Extracted data entries
__________
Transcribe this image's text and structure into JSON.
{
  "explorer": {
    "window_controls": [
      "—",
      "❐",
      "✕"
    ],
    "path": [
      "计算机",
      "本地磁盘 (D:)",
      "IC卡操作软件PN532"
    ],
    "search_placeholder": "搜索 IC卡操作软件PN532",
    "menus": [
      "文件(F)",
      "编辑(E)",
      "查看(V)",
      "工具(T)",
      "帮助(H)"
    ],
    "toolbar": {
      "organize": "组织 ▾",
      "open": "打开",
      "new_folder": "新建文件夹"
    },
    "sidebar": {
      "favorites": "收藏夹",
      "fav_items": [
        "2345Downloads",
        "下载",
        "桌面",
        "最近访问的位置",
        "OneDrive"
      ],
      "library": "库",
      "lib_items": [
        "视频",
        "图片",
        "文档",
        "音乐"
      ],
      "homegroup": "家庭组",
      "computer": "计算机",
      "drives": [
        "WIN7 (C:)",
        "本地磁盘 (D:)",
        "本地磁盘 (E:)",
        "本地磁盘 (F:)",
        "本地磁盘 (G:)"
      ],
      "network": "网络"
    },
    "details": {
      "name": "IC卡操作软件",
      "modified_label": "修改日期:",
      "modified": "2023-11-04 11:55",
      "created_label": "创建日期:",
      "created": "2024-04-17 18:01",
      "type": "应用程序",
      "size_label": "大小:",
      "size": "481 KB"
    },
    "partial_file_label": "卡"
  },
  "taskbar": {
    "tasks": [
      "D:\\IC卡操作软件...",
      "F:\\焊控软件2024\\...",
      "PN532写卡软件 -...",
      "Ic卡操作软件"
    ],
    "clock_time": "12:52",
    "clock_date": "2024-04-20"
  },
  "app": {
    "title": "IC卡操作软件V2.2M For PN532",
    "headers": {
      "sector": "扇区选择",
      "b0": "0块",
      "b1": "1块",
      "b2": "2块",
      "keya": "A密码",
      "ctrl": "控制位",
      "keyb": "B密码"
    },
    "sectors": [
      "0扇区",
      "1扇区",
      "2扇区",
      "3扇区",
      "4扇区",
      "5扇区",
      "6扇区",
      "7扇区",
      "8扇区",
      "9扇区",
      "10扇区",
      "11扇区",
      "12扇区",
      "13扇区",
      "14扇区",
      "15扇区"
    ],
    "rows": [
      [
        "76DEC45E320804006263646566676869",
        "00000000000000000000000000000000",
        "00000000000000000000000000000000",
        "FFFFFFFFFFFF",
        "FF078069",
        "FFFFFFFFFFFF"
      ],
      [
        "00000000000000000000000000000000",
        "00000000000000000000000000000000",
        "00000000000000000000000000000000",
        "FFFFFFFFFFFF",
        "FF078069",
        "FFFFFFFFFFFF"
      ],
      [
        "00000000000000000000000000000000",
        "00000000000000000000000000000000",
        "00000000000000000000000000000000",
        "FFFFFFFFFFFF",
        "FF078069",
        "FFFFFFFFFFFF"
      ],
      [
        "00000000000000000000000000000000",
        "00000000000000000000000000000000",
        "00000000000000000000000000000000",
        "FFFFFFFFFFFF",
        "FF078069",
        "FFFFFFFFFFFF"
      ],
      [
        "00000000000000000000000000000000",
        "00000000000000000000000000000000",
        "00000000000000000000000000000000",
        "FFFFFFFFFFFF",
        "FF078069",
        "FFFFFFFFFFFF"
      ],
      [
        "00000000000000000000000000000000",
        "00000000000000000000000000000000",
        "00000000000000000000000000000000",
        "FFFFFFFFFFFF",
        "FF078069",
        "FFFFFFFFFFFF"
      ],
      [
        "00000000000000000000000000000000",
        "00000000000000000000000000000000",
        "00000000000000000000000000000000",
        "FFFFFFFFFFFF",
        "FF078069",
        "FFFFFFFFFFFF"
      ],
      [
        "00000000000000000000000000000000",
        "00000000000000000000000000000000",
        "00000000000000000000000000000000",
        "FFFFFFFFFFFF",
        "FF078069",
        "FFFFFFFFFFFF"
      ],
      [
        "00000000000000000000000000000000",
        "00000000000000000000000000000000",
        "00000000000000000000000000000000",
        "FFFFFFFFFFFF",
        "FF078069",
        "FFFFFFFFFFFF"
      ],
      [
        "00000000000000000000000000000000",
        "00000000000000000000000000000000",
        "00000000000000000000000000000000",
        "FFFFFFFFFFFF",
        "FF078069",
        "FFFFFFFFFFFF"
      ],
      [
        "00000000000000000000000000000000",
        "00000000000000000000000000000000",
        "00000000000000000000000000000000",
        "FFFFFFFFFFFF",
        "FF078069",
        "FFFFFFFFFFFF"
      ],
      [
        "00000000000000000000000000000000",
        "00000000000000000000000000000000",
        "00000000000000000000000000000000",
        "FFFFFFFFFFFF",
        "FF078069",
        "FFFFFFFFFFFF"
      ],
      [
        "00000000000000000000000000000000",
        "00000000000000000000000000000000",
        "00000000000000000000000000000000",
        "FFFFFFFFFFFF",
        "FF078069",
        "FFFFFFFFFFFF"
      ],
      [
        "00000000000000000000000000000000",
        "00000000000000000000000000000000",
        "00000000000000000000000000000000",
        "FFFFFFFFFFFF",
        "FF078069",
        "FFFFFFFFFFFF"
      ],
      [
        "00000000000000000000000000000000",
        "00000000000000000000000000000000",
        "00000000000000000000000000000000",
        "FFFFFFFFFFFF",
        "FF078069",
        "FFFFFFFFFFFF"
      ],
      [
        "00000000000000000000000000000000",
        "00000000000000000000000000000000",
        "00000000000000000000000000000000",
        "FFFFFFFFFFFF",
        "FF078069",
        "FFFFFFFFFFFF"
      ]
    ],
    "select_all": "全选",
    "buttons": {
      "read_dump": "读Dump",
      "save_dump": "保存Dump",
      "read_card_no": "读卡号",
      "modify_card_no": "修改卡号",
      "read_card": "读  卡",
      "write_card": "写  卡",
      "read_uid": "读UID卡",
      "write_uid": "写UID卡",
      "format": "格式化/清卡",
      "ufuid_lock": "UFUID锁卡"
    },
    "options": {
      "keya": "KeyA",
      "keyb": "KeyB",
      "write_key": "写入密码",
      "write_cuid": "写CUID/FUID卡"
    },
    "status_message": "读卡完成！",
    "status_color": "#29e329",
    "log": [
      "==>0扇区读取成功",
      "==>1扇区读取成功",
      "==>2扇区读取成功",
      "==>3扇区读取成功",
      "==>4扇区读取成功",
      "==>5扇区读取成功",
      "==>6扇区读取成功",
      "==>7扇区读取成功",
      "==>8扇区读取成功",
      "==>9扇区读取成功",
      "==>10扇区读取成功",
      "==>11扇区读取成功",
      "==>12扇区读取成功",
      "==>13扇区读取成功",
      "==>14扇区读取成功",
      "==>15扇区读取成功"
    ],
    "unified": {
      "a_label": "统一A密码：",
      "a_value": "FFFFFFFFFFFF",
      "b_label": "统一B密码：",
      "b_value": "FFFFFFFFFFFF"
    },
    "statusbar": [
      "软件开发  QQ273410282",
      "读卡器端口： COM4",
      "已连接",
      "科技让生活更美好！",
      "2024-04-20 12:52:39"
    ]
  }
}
__________
§ TASK STATEMENT:
Transcribe every record above exactly as it appears.

§ FINISHED EXERCISE:
Transcribe this image's text and structure into JSON.
{
  "explorer": {
    "window_controls": [
      "—",
      "❐",
      "✕"
    ],
    "path": [
      "计算机",
      "本地磁盘 (D:)",
      "IC卡操作软件PN532"
    ],
    "search_placeholder": "搜索 IC卡操作软件PN532",
    "menus": [
      "文件(F)",
      "编辑(E)",
      "查看(V)",
      "工具(T)",
      "帮助(H)"
    ],
    "toolbar": {
      "organize": "组织 ▾",
      "open": "打开",
      "new_folder": "新建文件夹"
    },
    "sidebar": {
      "favorites": "收藏夹",
      "fav_items": [
        "2345Downloads",
        "下载",
        "桌面",
        "最近访问的位置",
        "OneDrive"
      ],
      "library": "库",
      "lib_items": [
        "视频",
        "图片",
        "文档",
        "音乐"
      ],
      "homegroup": "家庭组",
      "computer": "计算机",
      "drives": [
        "WIN7 (C:)",
        "本地磁盘 (D:)",
        "本地磁盘 (E:)",
        "本地磁盘 (F:)",
        "本地磁盘 (G:)"
      ],
      "network": "网络"
    },
    "details": {
      "name": "IC卡操作软件",
      "modified_label": "修改日期:",
      "modified": "2023-11-04 11:55",
      "created_label": "创建日期:",
      "created": "2024-04-17 18:01",
      "type": "应用程序",
      "size_label": "大小:",
      "size": "481 KB"
    },
    "partial_file_label": "卡"
  },
  "taskbar": {
    "tasks": [
      "D:\\IC卡操作软件...",
      "F:\\焊控软件2024\\...",
      "PN532写卡软件 -...",
      "Ic卡操作软件"
    ],
    "clock_time": "12:52",
    "clock_date": "2024-04-20"
  },
  "app": {
    "title": "IC卡操作软件V2.2M For PN532",
    "headers": {
      "sector": "扇区选择",
      "b0": "0块",
      "b1": "1块",
      "b2": "2块",
      "keya": "A密码",
      "ctrl": "控制位",
      "keyb": "B密码"
    },
    "sectors": [
      "0扇区",
      "1扇区",
      "2扇区",
      "3扇区",
      "4扇区",
      "5扇区",
      "6扇区",
      "7扇区",
      "8扇区",
      "9扇区",
      "10扇区",
      "11扇区",
      "12扇区",
      "13扇区",
      "14扇区",
      "15扇区"
    ],
    "rows": [
      [
        "76DEC45E320804006263646566676869",
        "00000000000000000000000000000000",
        "00000000000000000000000000000000",
        "FFFFFFFFFFFF",
        "FF078069",
        "FFFFFFFFFFFF"
      ],
      [
        "00000000000000000000000000000000",
        "00000000000000000000000000000000",
        "00000000000000000000000000000000",
        "FFFFFFFFFFFF",
        "FF078069",
        "FFFFFFFFFFFF"
      ],
      [
        "00000000000000000000000000000000",
        "00000000000000000000000000000000",
        "00000000000000000000000000000000",
        "FFFFFFFFFFFF",
        "FF078069",
        "FFFFFFFFFFFF"
      ],
      [
        "00000000000000000000000000000000",
        "00000000000000000000000000000000",
        "00000000000000000000000000000000",
        "FFFFFFFFFFFF",
        "FF078069",
        "FFFFFFFFFFFF"
      ],
      [
        "00000000000000000000000000000000",
        "00000000000000000000000000000000",
        "00000000000000000000000000000000",
        "FFFFFFFFFFFF",
        "FF078069",
        "FFFFFFFFFFFF"
      ],
      [
        "00000000000000000000000000000000",
        "00000000000000000000000000000000",
        "00000000000000000000000000000000",
        "FFFFFFFFFFFF",
        "FF078069",
        "FFFFFFFFFFFF"
      ],
      [
        "00000000000000000000000000000000",
        "00000000000000000000000000000000",
        "00000000000000000000000000000000",
        "FFFFFFFFFFFF",
        "FF078069",
        "FFFFFFFFFFFF"
      ],
      [
        "00000000000000000000000000000000",
        "00000000000000000000000000000000",
        "00000000000000000000000000000000",
        "FFFFFFFFFFFF",
        "FF078069",
        "FFFFFFFFFFFF"
      ],
      [
        "00000000000000000000000000000000",
        "00000000000000000000000000000000",
        "00000000000000000000000000000000",
        "FFFFFFFFFFFF",
        "FF078069",
        "FFFFFFFFFFFF"
      ],
      [
        "00000000000000000000000000000000",
        "00000000000000000000000000000000",
        "00000000000000000000000000000000",
        "FFFFFFFFFFFF",
        "FF078069",
        "FFFFFFFFFFFF"
      ],
      [
        "00000000000000000000000000000000",
        "00000000000000000000000000000000",
        "00000000000000000000000000000000",
        "FFFFFFFFFFFF",
        "FF078069",
        "FFFFFFFFFFFF"
      ],
      [
        "00000000000000000000000000000000",
        "00000000000000000000000000000000",
        "00000000000000000000000000000000",
        "FFFFFFFFFFFF",
        "FF078069",
        "FFFFFFFFFFFF"
      ],
      [
        "00000000000000000000000000000000",
        "00000000000000000000000000000000",
        "00000000000000000000000000000000",
        "FFFFFFFFFFFF",
        "FF078069",
        "FFFFFFFFFFFF"
      ],
      [
        "00000000000000000000000000000000",
        "00000000000000000000000000000000",
        "00000000000000000000000000000000",
        "FFFFFFFFFFFF",
        "FF078069",
        "FFFFFFFFFFFF"
      ],
      [
        "00000000000000000000000000000000",
        "00000000000000000000000000000000",
        "00000000000000000000000000000000",
        "FFFFFFFFFFFF",
        "FF078069",
        "FFFFFFFFFFFF"
      ],
      [
        "00000000000000000000000000000000",
        "00000000000000000000000000000000",
        "00000000000000000000000000000000",
        "FFFFFFFFFFFF",
        "FF078069",
        "FFFFFFFFFFFF"
      ]
    ],
    "select_all": "全选",
    "buttons": {
      "read_dump": "读Dump",
      "save_dump": "保存Dump",
      "read_card_no": "读卡号",
      "modify_card_no": "修改卡号",
      "read_card": "读  卡",
      "write_card": "写  卡",
      "read_uid": "读UID卡",
      "write_uid": "写UID卡",
      "format": "格式化/清卡",
      "ufuid_lock": "UFUID锁卡"
    },
    "options": {
      "keya": "KeyA",
      "keyb": "KeyB",
      "write_key": "写入密码",
      "write_cuid": "写CUID/FUID卡"
    },
    "status_message": "读卡完成！",
    "status_color": "#29e329",
    "log": [
      "==>0扇区读取成功",
      "==>1扇区读取成功",
      "==>2扇区读取成功",
      "==>3扇区读取成功",
      "==>4扇区读取成功",
      "==>5扇区读取成功",
      "==>6扇区读取成功",
      "==>7扇区读取成功",
      "==>8扇区读取成功",
      "==>9扇区读取成功",
      "==>10扇区读取成功",
      "==>11扇区读取成功",
      "==>12扇区读取成功",
      "==>13扇区读取成功",
      "==>14扇区读取成功",
      "==>15扇区读取成功"
    ],
    "unified": {
      "a_label": "统一A密码：",
      "a_value": "FFFFFFFFFFFF",
      "b_label": "统一B密码：",
      "b_value": "FFFFFFFFFFFF"
    },
    "statusbar": [
      "软件开发  QQ273410282",
      "读卡器端口： COM4",
      "已连接",
      "科技让生活更美好！",
      "2024-04-20 12:52:39"
    ]
  }
}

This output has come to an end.